REQUIREMENTS: Give the listing again in full, exactly as written.

RECORDED INFORMATION:
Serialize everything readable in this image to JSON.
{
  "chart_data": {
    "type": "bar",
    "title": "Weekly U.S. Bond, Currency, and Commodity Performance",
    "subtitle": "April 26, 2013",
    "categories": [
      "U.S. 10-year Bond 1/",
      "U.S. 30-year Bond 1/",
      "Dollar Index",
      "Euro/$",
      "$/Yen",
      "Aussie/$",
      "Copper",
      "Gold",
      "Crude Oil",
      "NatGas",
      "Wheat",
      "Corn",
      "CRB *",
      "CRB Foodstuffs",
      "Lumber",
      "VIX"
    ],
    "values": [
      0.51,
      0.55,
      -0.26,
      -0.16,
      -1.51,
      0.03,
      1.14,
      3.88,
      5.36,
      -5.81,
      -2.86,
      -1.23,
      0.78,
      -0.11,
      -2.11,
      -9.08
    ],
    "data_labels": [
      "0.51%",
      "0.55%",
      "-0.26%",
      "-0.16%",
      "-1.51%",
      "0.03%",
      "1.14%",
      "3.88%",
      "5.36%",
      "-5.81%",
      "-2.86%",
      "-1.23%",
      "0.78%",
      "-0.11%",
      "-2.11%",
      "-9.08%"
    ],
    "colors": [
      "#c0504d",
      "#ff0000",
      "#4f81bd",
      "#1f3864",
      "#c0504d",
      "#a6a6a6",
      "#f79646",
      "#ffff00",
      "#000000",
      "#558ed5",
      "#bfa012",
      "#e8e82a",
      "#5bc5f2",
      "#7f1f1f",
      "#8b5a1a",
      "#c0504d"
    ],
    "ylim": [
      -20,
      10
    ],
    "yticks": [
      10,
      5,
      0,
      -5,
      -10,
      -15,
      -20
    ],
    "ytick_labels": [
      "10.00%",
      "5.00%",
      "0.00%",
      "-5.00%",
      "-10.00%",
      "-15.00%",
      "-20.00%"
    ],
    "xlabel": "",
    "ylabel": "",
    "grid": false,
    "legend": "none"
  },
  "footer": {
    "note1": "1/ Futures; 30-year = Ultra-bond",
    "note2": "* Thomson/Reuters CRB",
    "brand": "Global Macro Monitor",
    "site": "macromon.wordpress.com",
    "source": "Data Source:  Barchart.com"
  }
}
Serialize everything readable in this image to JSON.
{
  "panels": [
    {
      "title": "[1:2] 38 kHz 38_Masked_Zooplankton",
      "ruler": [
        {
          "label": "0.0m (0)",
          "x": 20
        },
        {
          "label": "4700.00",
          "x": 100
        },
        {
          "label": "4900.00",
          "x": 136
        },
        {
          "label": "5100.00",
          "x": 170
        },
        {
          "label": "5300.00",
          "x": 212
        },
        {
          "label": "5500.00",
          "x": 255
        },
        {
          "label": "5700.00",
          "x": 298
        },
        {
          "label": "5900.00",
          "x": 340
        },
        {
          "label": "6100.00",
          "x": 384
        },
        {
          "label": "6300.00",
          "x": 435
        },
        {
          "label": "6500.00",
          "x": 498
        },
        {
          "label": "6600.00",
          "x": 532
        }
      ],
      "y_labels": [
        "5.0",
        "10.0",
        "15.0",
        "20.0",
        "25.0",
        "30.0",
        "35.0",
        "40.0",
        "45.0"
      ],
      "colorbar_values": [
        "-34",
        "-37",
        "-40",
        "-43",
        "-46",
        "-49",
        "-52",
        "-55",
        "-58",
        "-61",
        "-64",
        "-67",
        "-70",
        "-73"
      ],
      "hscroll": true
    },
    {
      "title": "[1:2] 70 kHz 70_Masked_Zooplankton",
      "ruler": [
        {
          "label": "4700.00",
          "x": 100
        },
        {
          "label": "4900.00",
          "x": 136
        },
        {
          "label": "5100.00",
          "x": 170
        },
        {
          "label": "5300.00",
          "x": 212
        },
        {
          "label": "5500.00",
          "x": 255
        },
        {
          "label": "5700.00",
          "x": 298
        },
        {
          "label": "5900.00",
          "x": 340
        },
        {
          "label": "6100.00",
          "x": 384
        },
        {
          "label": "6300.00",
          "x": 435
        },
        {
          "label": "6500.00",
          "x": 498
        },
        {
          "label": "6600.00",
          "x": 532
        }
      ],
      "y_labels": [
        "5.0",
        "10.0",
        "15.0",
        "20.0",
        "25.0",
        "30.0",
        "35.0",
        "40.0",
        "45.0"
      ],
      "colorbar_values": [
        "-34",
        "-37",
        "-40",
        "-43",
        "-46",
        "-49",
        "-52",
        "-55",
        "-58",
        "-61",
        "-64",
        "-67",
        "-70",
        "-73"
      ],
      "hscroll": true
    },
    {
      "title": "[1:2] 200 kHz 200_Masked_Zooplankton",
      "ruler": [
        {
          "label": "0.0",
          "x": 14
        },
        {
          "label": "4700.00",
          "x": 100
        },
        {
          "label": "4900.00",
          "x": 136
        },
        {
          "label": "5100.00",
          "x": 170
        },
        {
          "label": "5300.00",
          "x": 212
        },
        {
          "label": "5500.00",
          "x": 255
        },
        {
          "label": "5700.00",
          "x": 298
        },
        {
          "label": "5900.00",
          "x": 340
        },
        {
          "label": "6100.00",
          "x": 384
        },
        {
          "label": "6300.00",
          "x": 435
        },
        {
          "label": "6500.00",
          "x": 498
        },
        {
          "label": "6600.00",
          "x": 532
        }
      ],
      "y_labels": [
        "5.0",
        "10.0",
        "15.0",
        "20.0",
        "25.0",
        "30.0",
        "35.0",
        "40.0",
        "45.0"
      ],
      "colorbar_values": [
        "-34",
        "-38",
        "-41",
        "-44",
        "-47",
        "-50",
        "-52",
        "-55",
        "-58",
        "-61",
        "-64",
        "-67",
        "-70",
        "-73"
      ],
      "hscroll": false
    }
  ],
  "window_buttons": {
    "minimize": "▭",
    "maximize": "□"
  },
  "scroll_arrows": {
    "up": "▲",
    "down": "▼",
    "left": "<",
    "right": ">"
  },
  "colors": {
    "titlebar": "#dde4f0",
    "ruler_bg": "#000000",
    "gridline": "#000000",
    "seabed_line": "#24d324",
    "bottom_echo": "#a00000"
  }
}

RESULT FOR THIS TASK:
Serialize everything readable in this image to JSON.
{
  "chart_data": {
    "type": "bar",
    "title": "Weekly U.S. Bond, Currency, and Commodity Performance",
    "subtitle": "April 26, 2013",
    "categories": [
      "U.S. 10-year Bond 1/",
      "U.S. 30-year Bond 1/",
      "Dollar Index",
      "Euro/$",
      "$/Yen",
      "Aussie/$",
      "Copper",
      "Gold",
      "Crude Oil",
      "NatGas",
      "Wheat",
      "Corn",
      "CRB *",
      "CRB Foodstuffs",
      "Lumber",
      "VIX"
    ],
    "values": [
      0.51,
      0.55,
      -0.26,
      -0.16,
      -1.51,
      0.03,
      1.14,
      3.88,
      5.36,
      -5.81,
      -2.86,
      -1.23,
      0.78,
      -0.11,
      -2.11,
      -9.08
    ],
    "data_labels": [
      "0.51%",
      "0.55%",
      "-0.26%",
      "-0.16%",
      "-1.51%",
      "0.03%",
      "1.14%",
      "3.88%",
      "5.36%",
      "-5.81%",
      "-2.86%",
      "-1.23%",
      "0.78%",
      "-0.11%",
      "-2.11%",
      "-9.08%"
    ],
    "colors": [
      "#c0504d",
      "#ff0000",
      "#4f81bd",
      "#1f3864",
      "#c0504d",
      "#a6a6a6",
      "#f79646",
      "#ffff00",
      "#000000",
      "#558ed5",
      "#bfa012",
      "#e8e82a",
      "#5bc5f2",
      "#7f1f1f",
      "#8b5a1a",
      "#c0504d"
    ],
    "ylim": [
      -20,
      10
    ],
    "yticks": [
      10,
      5,
      0,
      -5,
      -10,
      -15,
      -20
    ],
    "ytick_labels": [
      "10.00%",
      "5.00%",
      "0.00%",
      "-5.00%",
      "-10.00%",
      "-15.00%",
      "-20.00%"
    ],
    "xlabel": "",
    "ylabel": "",
    "grid": false,
    "legend": "none"
  },
  "footer": {
    "note1": "1/ Futures; 30-year = Ultra-bond",
    "note2": "* Thomson/Reuters CRB",
    "brand": "Global Macro Monitor",
    "site": "macromon.wordpress.com",
    "source": "Data Source:  Barchart.com"
  }
}
Serialize everything readable in this image to JSON.
{
  "panels": [
    {
      "title": "[1:2] 38 kHz 38_Masked_Zooplankton",
      "ruler": [
        {
          "label": "0.0m (0)",
          "x": 20
        },
        {
          "label": "4700.00",
          "x": 100
        },
        {
          "label": "4900.00",
          "x": 136
        },
        {
          "label": "5100.00",
          "x": 170
        },
        {
          "label": "5300.00",
          "x": 212
        },
        {
          "label": "5500.00",
          "x": 255
        },
        {
          "label": "5700.00",
          "x": 298
        },
        {
          "label": "5900.00",
          "x": 340
        },
        {
          "label": "6100.00",
          "x": 384
        },
        {
          "label": "6300.00",
          "x": 435
        },
        {
          "label": "6500.00",
          "x": 498
        },
        {
          "label": "6600.00",
          "x": 532
        }
      ],
      "y_labels": [
        "5.0",
        "10.0",
        "15.0",
        "20.0",
        "25.0",
        "30.0",
        "35.0",
        "40.0",
        "45.0"
      ],
      "colorbar_values": [
        "-34",
        "-37",
        "-40",
        "-43",
        "-46",
        "-49",
        "-52",
        "-55",
        "-58",
        "-61",
        "-64",
        "-67",
        "-70",
        "-73"
      ],
      "hscroll": true
    },
    {
      "title": "[1:2] 70 kHz 70_Masked_Zooplankton",
      "ruler": [
        {
          "label": "4700.00",
          "x": 100
        },
        {
          "label": "4900.00",
          "x": 136
        },
        {
          "label": "5100.00",
          "x": 170
        },
        {
          "label": "5300.00",
          "x": 212
        },
        {
          "label": "5500.00",
          "x": 255
        },
        {
          "label": "5700.00",
          "x": 298
        },
        {
          "label": "5900.00",
          "x": 340
        },
        {
          "label": "6100.00",
          "x": 384
        },
        {
          "label": "6300.00",
          "x": 435
        },
        {
          "label": "6500.00",
          "x": 498
        },
        {
          "label": "6600.00",
          "x": 532
        }
      ],
      "y_labels": [
        "5.0",
        "10.0",
        "15.0",
        "20.0",
        "25.0",
        "30.0",
        "35.0",
        "40.0",
        "45.0"
      ],
      "colorbar_values": [
        "-34",
        "-37",
        "-40",
        "-43",
        "-46",
        "-49",
        "-52",
        "-55",
        "-58",
        "-61",
        "-64",
        "-67",
        "-70",
        "-73"
      ],
      "hscroll": true
    },
    {
      "title": "[1:2] 200 kHz 200_Masked_Zooplankton",
      "ruler": [
        {
          "label": "0.0",
          "x": 14
        },
        {
          "label": "4700.00",
          "x": 100
        },
        {
          "label": "4900.00",
          "x": 136
        },
        {
          "label": "5100.00",
          "x": 170
        },
        {
          "label": "5300.00",
          "x": 212
        },
        {
          "label": "5500.00",
          "x": 255
        },
        {
          "label": "5700.00",
          "x": 298
        },
        {
          "label": "5900.00",
          "x": 340
        },
        {
          "label": "6100.00",
          "x": 384
        },
        {
          "label": "6300.00",
          "x": 435
        },
        {
          "label": "6500.00",
          "x": 498
        },
        {
          "label": "6600.00",
          "x": 532
        }
      ],
      "y_labels": [
        "5.0",
        "10.0",
        "15.0",
        "20.0",
        "25.0",
        "30.0",
        "35.0",
        "40.0",
        "45.0"
      ],
      "colorbar_values": [
        "-34",
        "-38",
        "-41",
        "-44",
        "-47",
        "-50",
        "-52",
        "-55",
        "-58",
        "-61",
        "-64",
        "-67",
        "-70",
        "-73"
      ],
      "hscroll": false
    }
  ],
  "window_buttons": {
    "minimize": "▭",
    "maximize": "□"
  },
  "scroll_arrows": {
    "up": "▲",
    "down": "▼",
    "left": "<",
    "right": ">"
  },
  "colors": {
    "titlebar": "#dde4f0",
    "ruler_bg": "#000000",
    "gridline": "#000000",
    "seabed_line": "#24d324",
    "bottom_echo": "#a00000"
  }
}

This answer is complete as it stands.